= TEXTE FOURNI =
+ + +
Lorsque la crème de la société marocaine tourne en âpre « béssara* »

Par Dr Jaouad Mabrouki

Après mon article intitulé « la crème de la société marocaine écrémée de civisme »**, j’écris ce papier suite à un scabreux incident qui s’est produit devant une école française.

Mais aussi suite aux trop nombreuses altercations et occurrences qui se produisent communément devant les écoles privées prestigieuses aussi bien marocaines qu’étrangères. Je vous avoue que je suis révulsé et complètement morfondu du Maroc d’aujourd’hui et je frémis de celui de demain.

Dans ma pratique quotidienne je reçois des enfants de ces écoles qualifiées « d’écoles de la crème de la société marocaine » qui me racontent le niveau philistin, fruste, vernaculaire de l’éducation qu’ils reçoivent chez eux, dans leurs grands palais avec les domestiques, la nounou, le jardinier et le chauffeur. Les descriptions des enfants m’ulcèrent à tel point que j’ai l’impression qu’il s’agit de parents moyenâgeux.

Très récemment, une maman d’élève d’une école française a été bestialement et férocement rudoyée physiquement et verbalement devant la dite école et cela sous les yeux de son enfant ! Non, détrompez vous, elle n’a pas été violentée par un délinquant tcharmiliste, mais malheureusement par une autre maman d’élève de la même prestigieuse école.

Évidement ces mamans font parties de la crème de la société marocaine, étant donné que leurs enfants sont inscrits dans cette école française dont les frais de scolarité peuvent nourrir une famille entière durant au moins une année si ce n’est plus.

Je me demande alors comment nous définissons « la crème de la société » ? Par le niveau universitaire ? Par la carrière professionnelle ? Par l’appartenance à des grandes familles nobles ? Par le niveau de l’éducation, de la politesse et des bonnes meurs ? Par le niveau de civisme ? Ou bien par le chiffre du compte bancaire ?
+ + +
= LIGNES FOURNIES =
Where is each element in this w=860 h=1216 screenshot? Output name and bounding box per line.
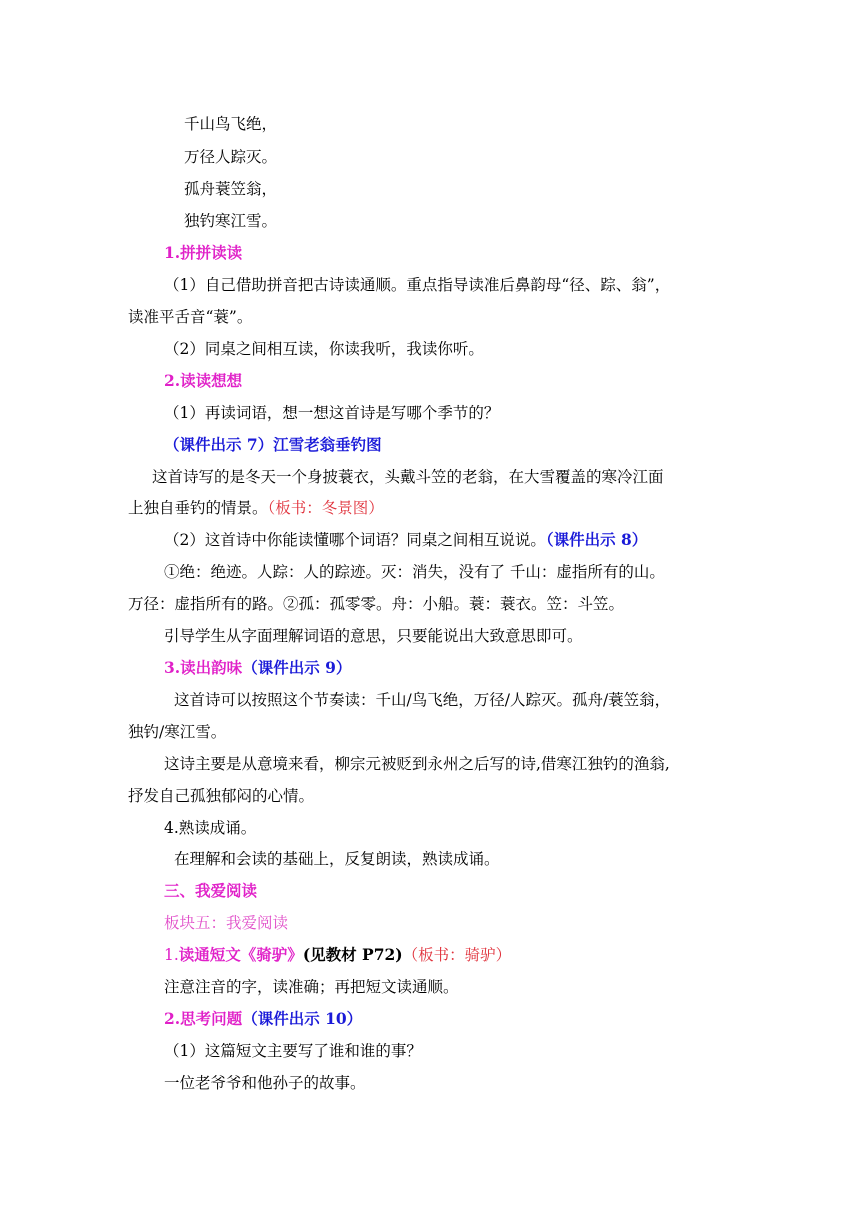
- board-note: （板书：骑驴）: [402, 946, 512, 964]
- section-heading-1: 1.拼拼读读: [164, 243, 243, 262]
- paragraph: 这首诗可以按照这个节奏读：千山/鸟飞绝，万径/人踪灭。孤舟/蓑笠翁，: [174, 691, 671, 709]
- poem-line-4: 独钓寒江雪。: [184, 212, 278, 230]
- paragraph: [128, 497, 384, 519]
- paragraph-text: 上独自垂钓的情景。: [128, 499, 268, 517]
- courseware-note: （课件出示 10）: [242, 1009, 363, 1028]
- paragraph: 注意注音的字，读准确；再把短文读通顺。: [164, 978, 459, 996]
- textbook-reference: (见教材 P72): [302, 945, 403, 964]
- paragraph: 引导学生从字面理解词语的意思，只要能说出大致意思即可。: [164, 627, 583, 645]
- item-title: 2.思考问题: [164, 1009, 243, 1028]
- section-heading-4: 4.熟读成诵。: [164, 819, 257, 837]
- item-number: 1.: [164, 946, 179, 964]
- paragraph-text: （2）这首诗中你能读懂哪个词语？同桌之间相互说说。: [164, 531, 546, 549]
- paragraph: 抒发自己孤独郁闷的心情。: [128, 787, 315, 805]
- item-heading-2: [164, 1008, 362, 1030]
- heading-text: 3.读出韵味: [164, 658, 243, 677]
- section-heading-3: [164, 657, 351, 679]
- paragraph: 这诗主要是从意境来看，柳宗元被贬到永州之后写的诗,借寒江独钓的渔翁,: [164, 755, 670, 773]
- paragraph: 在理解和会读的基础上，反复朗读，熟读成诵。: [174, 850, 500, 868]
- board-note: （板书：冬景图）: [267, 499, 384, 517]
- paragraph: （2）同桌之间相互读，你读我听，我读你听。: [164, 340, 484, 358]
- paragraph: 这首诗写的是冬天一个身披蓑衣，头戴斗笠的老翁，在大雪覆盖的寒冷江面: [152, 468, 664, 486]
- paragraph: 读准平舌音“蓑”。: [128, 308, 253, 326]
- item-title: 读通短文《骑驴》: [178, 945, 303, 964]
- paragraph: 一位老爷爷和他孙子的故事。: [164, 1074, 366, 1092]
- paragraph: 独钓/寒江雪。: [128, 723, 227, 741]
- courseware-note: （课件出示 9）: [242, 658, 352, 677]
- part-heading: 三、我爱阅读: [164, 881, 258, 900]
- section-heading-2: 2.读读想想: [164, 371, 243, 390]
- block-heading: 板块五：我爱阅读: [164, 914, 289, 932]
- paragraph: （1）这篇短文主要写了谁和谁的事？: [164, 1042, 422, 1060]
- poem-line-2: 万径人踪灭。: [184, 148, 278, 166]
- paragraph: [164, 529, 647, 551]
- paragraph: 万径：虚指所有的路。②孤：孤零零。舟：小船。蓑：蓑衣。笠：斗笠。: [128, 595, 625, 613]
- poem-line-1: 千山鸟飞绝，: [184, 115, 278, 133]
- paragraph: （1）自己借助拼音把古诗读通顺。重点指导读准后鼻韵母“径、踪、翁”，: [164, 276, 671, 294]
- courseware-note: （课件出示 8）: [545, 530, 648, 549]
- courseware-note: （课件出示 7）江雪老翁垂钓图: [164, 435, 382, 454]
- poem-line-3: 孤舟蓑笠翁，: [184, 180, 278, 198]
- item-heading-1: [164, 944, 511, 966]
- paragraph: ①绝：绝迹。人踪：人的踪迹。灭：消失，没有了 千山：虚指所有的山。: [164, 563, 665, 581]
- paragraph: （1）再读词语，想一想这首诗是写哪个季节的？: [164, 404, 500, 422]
+ + +
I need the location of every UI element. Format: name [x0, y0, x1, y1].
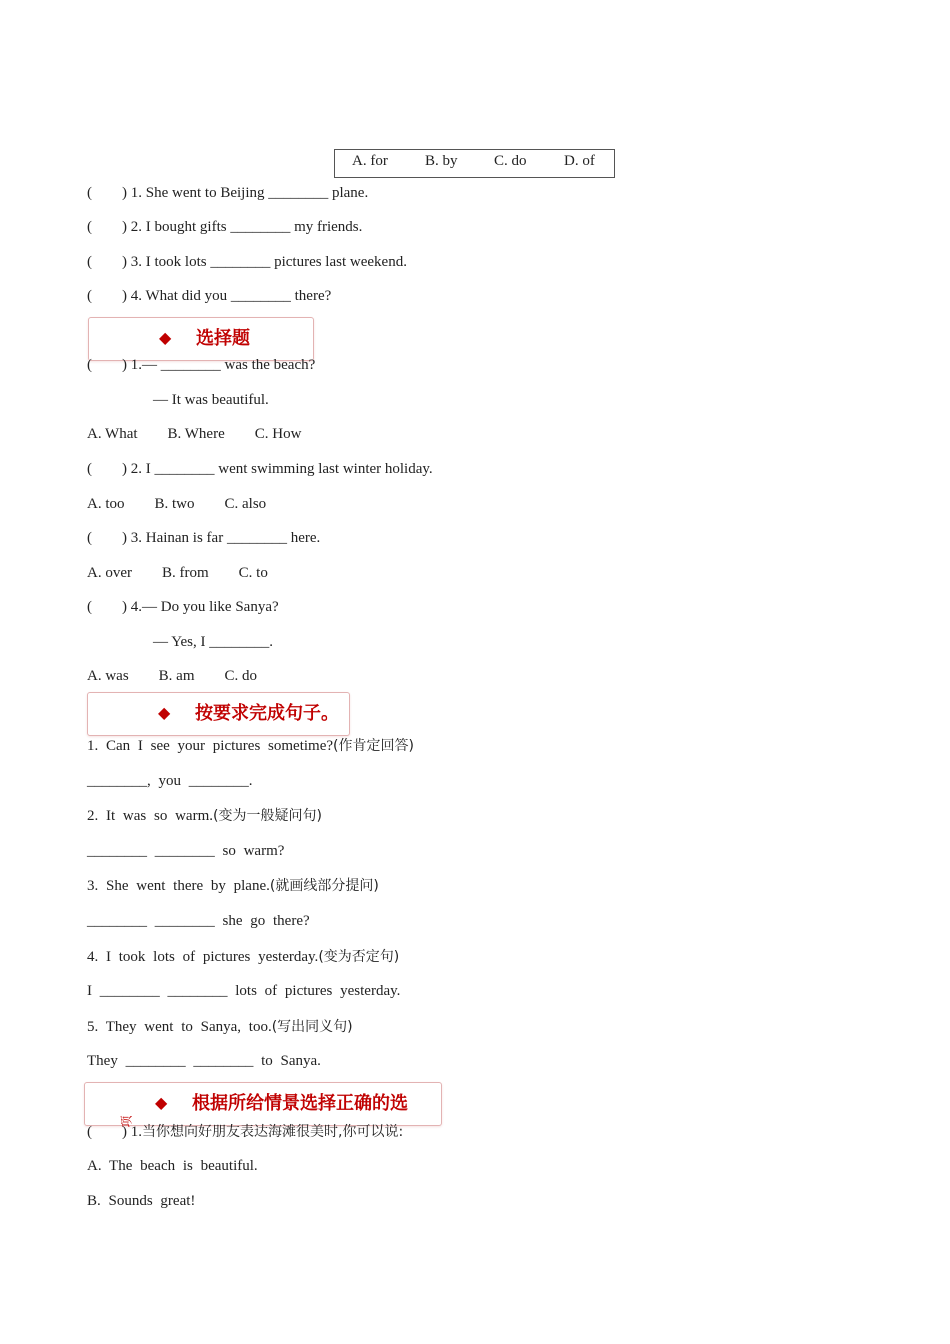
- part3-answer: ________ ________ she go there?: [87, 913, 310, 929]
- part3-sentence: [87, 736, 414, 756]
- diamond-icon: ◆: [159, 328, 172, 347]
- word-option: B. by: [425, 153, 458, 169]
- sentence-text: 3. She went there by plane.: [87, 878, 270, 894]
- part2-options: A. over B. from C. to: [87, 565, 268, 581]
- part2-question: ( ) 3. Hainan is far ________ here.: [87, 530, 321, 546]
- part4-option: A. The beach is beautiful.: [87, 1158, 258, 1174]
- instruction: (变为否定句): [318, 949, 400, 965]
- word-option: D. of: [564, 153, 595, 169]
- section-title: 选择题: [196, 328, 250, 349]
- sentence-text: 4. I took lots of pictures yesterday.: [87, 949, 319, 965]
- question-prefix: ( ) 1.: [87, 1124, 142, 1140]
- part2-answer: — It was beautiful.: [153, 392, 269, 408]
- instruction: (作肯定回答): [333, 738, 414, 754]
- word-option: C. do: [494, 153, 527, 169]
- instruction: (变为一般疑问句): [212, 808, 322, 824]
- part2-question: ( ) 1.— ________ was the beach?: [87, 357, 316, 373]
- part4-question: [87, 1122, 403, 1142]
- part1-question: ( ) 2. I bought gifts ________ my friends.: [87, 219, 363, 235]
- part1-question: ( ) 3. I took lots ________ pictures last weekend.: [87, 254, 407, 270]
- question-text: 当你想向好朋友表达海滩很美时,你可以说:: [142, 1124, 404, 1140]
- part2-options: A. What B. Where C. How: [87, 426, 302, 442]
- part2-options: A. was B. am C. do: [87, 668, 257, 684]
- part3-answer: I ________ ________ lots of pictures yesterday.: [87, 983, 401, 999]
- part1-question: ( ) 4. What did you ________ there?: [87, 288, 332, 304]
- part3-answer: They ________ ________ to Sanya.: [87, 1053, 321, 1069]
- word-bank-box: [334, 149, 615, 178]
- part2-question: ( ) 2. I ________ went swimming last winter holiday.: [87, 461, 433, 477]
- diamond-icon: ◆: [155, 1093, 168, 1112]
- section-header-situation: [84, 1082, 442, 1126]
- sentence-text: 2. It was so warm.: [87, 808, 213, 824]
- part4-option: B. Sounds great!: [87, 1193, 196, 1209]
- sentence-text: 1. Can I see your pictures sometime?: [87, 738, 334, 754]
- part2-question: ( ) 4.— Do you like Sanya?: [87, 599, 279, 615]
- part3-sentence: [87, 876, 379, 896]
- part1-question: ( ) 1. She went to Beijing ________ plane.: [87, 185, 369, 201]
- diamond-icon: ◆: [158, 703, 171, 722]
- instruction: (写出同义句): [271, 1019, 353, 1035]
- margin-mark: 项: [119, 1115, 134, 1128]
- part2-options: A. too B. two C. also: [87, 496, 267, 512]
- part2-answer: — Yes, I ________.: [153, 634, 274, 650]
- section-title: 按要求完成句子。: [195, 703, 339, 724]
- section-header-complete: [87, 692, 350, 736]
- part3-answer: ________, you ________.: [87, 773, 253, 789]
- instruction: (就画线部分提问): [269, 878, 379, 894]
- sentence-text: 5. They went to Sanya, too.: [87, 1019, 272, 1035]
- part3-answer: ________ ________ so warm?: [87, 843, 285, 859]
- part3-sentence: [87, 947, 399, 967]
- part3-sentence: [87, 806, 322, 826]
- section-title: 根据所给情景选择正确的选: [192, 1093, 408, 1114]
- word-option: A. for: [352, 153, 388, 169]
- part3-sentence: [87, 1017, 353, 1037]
+ + +
= CONSIGNES À SUIVRE =
1. Recopiez à l'identique le passage de l'article sur la crème de la société marocaine qui va de "Lorsque la crème" jusqu'à "celui de demain.".
2. Parmi les lignes fournies, présentez en tableau Markdown, avec les colonnes « Numéro » et « Ligne », la série allant de la ligne qui contient "- board-note: （板书：骑驴）: [402, 946, 512, 964]" jusqu'à celle qui contient "- paragraph: [164, 529, 647, 551]", les deux incluses. Omettez les lignes vides.

= RÉSULTATS OBTENUS =
1.
Lorsque la crème de la société marocaine tourne en âpre « béssara* »

Par Dr Jaouad Mabrouki

Après mon article intitulé « la crème de la société marocaine écrémée de civisme »**, j’écris ce papier suite à un scabreux incident qui s’est produit devant une école française.

Mais aussi suite aux trop nombreuses altercations et occurrences qui se produisent communément devant les écoles privées prestigieuses aussi bien marocaines qu’étrangères. Je vous avoue que je suis révulsé et complètement morfondu du Maroc d’aujourd’hui et je frémis de celui de demain.

2.
| Numéro | Ligne |
|---|---|
| 1 | - board-note: （板书：骑驴）: [402, 946, 512, 964] |
| 2 | - section-heading-1: 1.拼拼读读: [164, 243, 243, 262] |
| 3 | - paragraph: 这首诗可以按照这个节奏读：千山/鸟飞绝，万径/人踪灭。孤舟/蓑笠翁，: [174, 691, 671, 709] |
| 4 | - poem-line-4: 独钓寒江雪。: [184, 212, 278, 230] |
| 5 | - paragraph: [128, 497, 384, 519] |
| 6 | - paragraph-text: 上独自垂钓的情景。: [128, 499, 268, 517] |
| 7 | - courseware-note: （课件出示 10）: [242, 1009, 363, 1028] |
| 8 | - paragraph: 注意注音的字，读准确；再把短文读通顺。: [164, 978, 459, 996] |
| 9 | - textbook-reference: (见教材 P72): [302, 945, 403, 964] |
| 10 | - paragraph: 引导学生从字面理解词语的意思，只要能说出大致意思即可。: [164, 627, 583, 645] |
| 11 | - item-title: 2.思考问题: [164, 1009, 243, 1028] |
| 12 | - section-heading-4: 4.熟读成诵。: [164, 819, 257, 837] |
| 13 | - item-number: 1.: [164, 946, 179, 964] |
| 14 | - paragraph-text: （2）这首诗中你能读懂哪个词语？同桌之间相互说说。: [164, 531, 546, 549] |
| 15 | - paragraph: 抒发自己孤独郁闷的心情。: [128, 787, 315, 805] |
| 16 | - item-heading-2: [164, 1008, 362, 1030] |
| 17 | - heading-text: 3.读出韵味: [164, 658, 243, 677] |
| 18 | - section-heading-3: [164, 657, 351, 679] |
| 19 | - paragraph: 这诗主要是从意境来看，柳宗元被贬到永州之后写的诗,借寒江独钓的渔翁,: [164, 755, 670, 773] |
| 20 | - paragraph: 在理解和会读的基础上，反复朗读，熟读成诵。: [174, 850, 500, 868] |
| 21 | - board-note: （板书：冬景图）: [267, 499, 384, 517] |
| 22 | - paragraph: （2）同桌之间相互读，你读我听，我读你听。: [164, 340, 484, 358] |
| 23 | - paragraph: 这首诗写的是冬天一个身披蓑衣，头戴斗笠的老翁，在大雪覆盖的寒冷江面: [152, 468, 664, 486] |
| 24 | - paragraph: 读准平舌音“蓑”。: [128, 308, 253, 326] |
| 25 | - item-title: 读通短文《骑驴》: [178, 945, 303, 964] |
| 26 | - paragraph: 一位老爷爷和他孙子的故事。: [164, 1074, 366, 1092] |
| 27 | - paragraph: 独钓/寒江雪。: [128, 723, 227, 741] |
| 28 | - courseware-note: （课件出示 9）: [242, 658, 352, 677] |
| 29 | - part-heading: 三、我爱阅读: [164, 881, 258, 900] |
| 30 | - section-heading-2: 2.读读想想: [164, 371, 243, 390] |
| 31 | - block-heading: 板块五：我爱阅读: [164, 914, 289, 932] |
| 32 | - paragraph: （1）这篇短文主要写了谁和谁的事？: [164, 1042, 422, 1060] |
| 33 | - poem-line-2: 万径人踪灭。: [184, 148, 278, 166] |
| 34 | - paragraph: [164, 529, 647, 551] |